- [YOUR GOAL]
Scan the entries below for the word "poprzez". Copy each line that has it.

>> Begin INFORMATION SHOWN

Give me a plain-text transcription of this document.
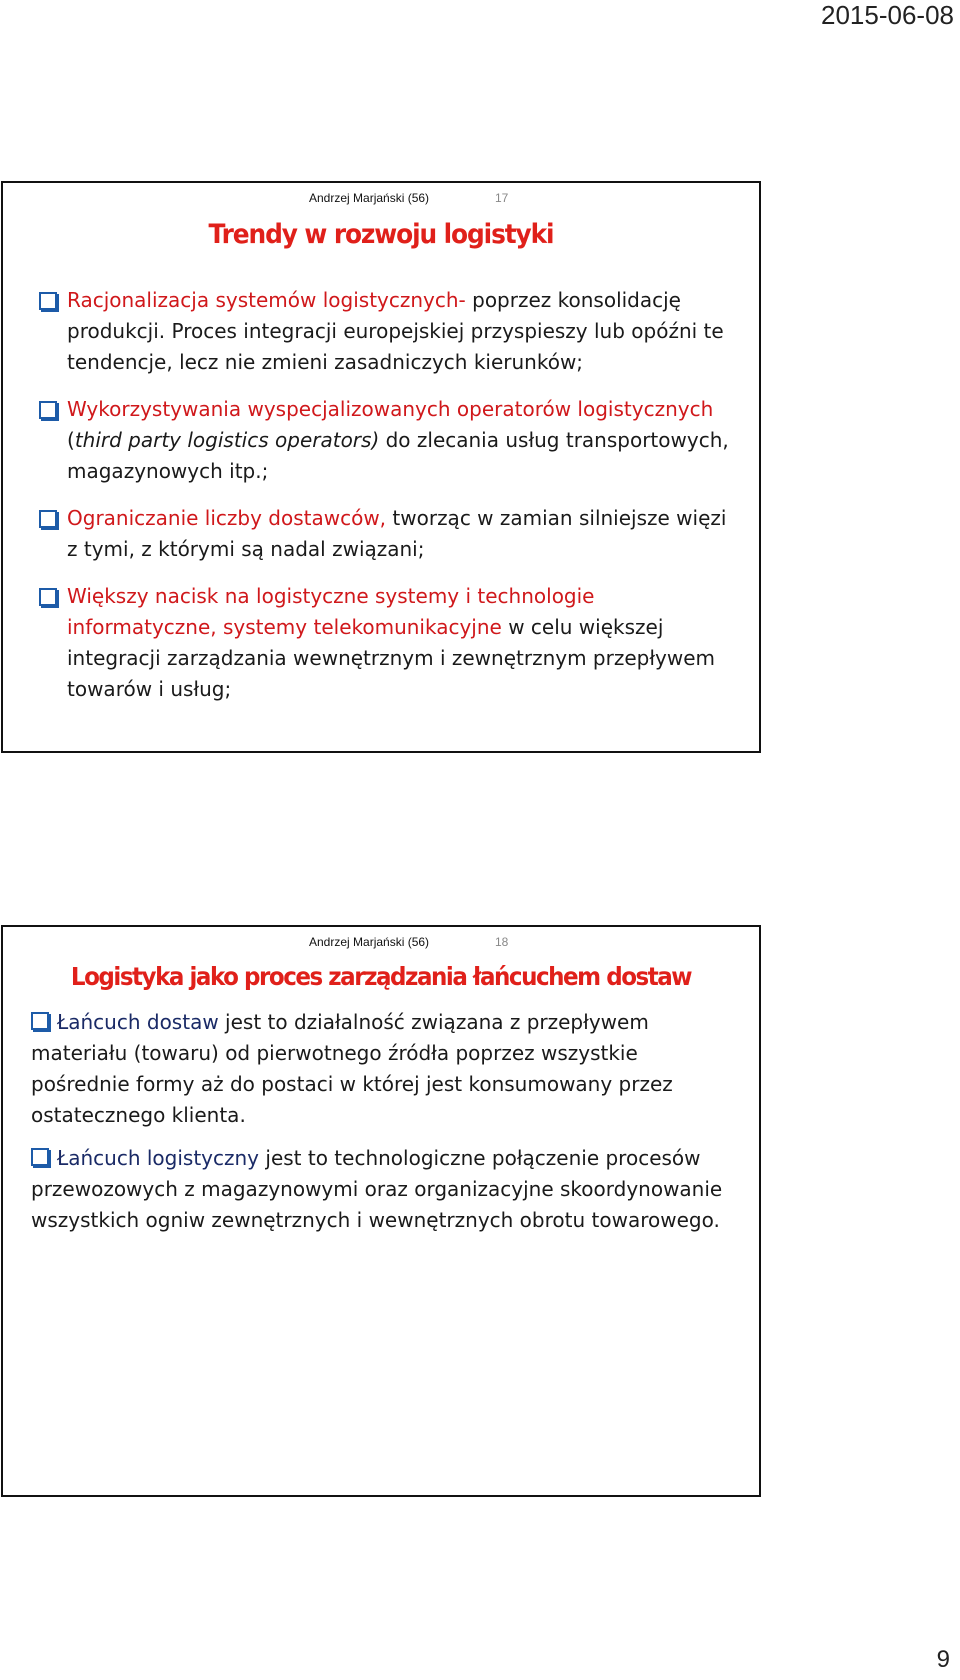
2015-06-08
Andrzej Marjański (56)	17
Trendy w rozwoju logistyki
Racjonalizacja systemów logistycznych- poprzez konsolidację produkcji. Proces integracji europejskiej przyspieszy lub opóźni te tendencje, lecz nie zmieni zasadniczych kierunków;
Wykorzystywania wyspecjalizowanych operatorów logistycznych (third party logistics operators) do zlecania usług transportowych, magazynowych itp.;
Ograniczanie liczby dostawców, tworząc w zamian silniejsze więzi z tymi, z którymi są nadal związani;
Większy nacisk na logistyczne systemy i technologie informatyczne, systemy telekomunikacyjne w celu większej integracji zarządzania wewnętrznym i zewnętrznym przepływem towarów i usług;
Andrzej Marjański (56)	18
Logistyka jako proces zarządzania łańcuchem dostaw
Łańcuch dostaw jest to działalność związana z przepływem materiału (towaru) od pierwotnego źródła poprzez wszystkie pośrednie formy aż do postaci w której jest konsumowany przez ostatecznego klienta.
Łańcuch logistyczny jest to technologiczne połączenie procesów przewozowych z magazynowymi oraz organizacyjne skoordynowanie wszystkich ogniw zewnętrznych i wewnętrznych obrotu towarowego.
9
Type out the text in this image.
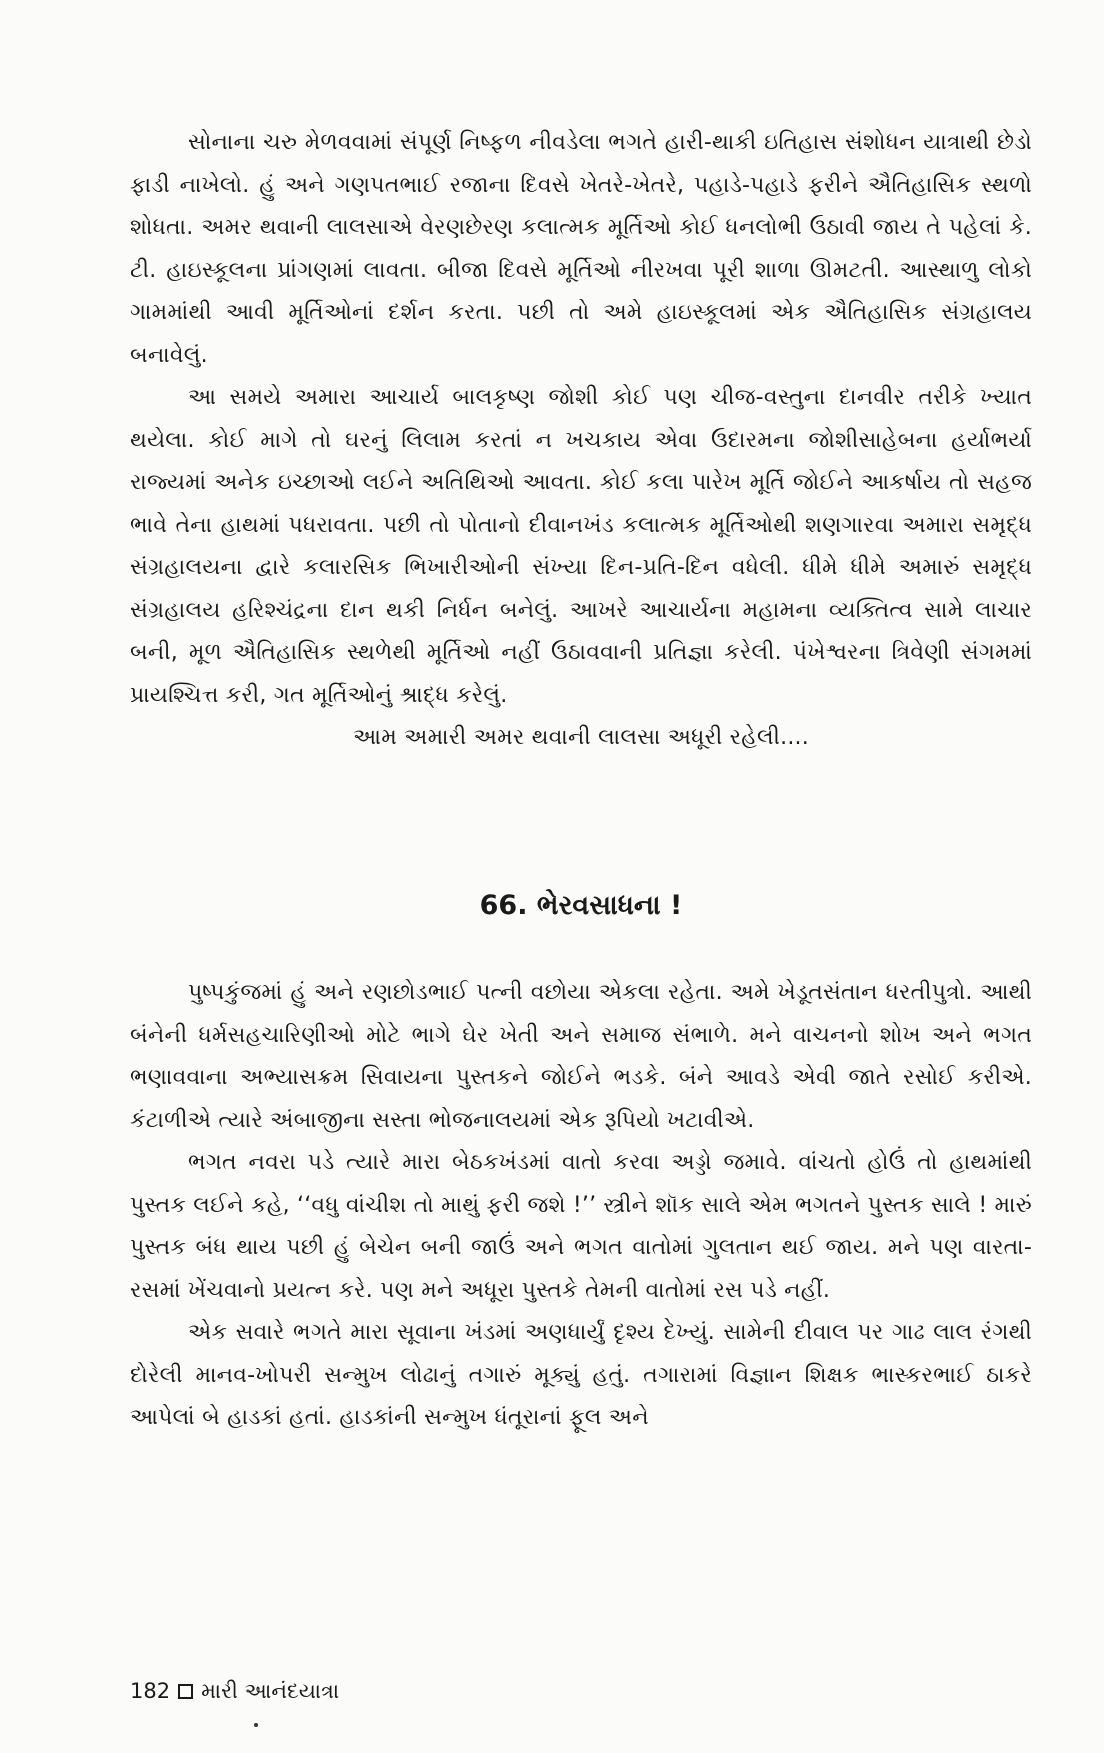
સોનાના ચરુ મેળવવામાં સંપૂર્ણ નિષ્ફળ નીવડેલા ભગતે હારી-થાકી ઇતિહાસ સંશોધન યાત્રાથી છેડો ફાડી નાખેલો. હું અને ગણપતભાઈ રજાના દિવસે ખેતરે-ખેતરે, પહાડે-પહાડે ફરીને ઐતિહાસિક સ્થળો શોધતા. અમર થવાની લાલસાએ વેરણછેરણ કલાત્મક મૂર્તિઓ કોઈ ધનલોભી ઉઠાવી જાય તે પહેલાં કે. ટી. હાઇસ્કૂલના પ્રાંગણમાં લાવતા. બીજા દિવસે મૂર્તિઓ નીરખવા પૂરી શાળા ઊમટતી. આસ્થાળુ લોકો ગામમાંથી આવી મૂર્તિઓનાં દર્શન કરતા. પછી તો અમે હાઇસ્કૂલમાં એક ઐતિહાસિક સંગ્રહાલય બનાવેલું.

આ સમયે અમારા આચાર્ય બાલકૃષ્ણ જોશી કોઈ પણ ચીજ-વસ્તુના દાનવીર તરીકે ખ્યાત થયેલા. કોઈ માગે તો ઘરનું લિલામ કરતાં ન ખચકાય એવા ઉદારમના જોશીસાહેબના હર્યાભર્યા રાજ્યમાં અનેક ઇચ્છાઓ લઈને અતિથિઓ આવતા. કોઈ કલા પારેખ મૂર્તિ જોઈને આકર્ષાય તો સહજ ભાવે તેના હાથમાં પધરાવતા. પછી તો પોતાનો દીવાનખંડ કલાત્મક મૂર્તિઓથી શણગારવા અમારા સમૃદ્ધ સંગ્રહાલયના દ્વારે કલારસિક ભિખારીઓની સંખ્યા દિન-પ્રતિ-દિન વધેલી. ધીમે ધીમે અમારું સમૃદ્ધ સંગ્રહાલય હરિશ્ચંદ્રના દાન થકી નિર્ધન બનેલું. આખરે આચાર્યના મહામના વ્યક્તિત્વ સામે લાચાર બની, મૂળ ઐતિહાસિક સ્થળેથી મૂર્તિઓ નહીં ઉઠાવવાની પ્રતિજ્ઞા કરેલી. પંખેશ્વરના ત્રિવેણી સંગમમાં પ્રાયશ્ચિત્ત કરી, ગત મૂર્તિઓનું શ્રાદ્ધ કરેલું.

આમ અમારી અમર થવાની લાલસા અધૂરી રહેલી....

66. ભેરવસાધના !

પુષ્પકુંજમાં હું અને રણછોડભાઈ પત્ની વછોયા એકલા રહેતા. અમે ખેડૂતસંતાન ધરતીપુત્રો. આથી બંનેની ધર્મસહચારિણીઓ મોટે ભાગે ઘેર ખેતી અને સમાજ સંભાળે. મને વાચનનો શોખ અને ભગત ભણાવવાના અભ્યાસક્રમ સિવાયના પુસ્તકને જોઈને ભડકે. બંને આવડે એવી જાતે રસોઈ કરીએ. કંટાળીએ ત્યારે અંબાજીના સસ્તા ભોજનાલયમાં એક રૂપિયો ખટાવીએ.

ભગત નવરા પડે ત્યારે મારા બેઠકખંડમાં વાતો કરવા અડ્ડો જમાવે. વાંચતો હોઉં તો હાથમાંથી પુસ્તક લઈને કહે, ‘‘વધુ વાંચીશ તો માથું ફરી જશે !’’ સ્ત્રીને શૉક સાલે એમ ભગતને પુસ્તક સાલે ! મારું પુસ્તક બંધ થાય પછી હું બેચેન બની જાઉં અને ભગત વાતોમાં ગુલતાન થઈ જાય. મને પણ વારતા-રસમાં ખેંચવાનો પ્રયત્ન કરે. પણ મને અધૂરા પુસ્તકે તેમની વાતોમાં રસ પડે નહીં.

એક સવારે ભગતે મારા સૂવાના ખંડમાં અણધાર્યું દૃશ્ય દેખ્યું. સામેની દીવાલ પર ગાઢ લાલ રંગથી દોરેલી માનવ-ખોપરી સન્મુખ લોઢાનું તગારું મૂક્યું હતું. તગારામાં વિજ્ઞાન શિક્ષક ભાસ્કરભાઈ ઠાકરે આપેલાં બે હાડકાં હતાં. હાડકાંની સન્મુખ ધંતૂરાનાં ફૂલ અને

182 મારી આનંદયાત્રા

>> End INFORMATION SHOWN

- [TASK SOLUTION]
Racjonalizacja systemów logistycznych- poprzez konsolidację produkcji. Proces integracji europejskiej przyspieszy lub opóźni te tendencje, lecz nie zmieni zasadniczych kierunków;
Łańcuch dostaw jest to działalność związana z przepływem materiału (towaru) od pierwotnego źródła poprzez wszystkie pośrednie formy aż do postaci w której jest konsumowany przez ostatecznego klienta.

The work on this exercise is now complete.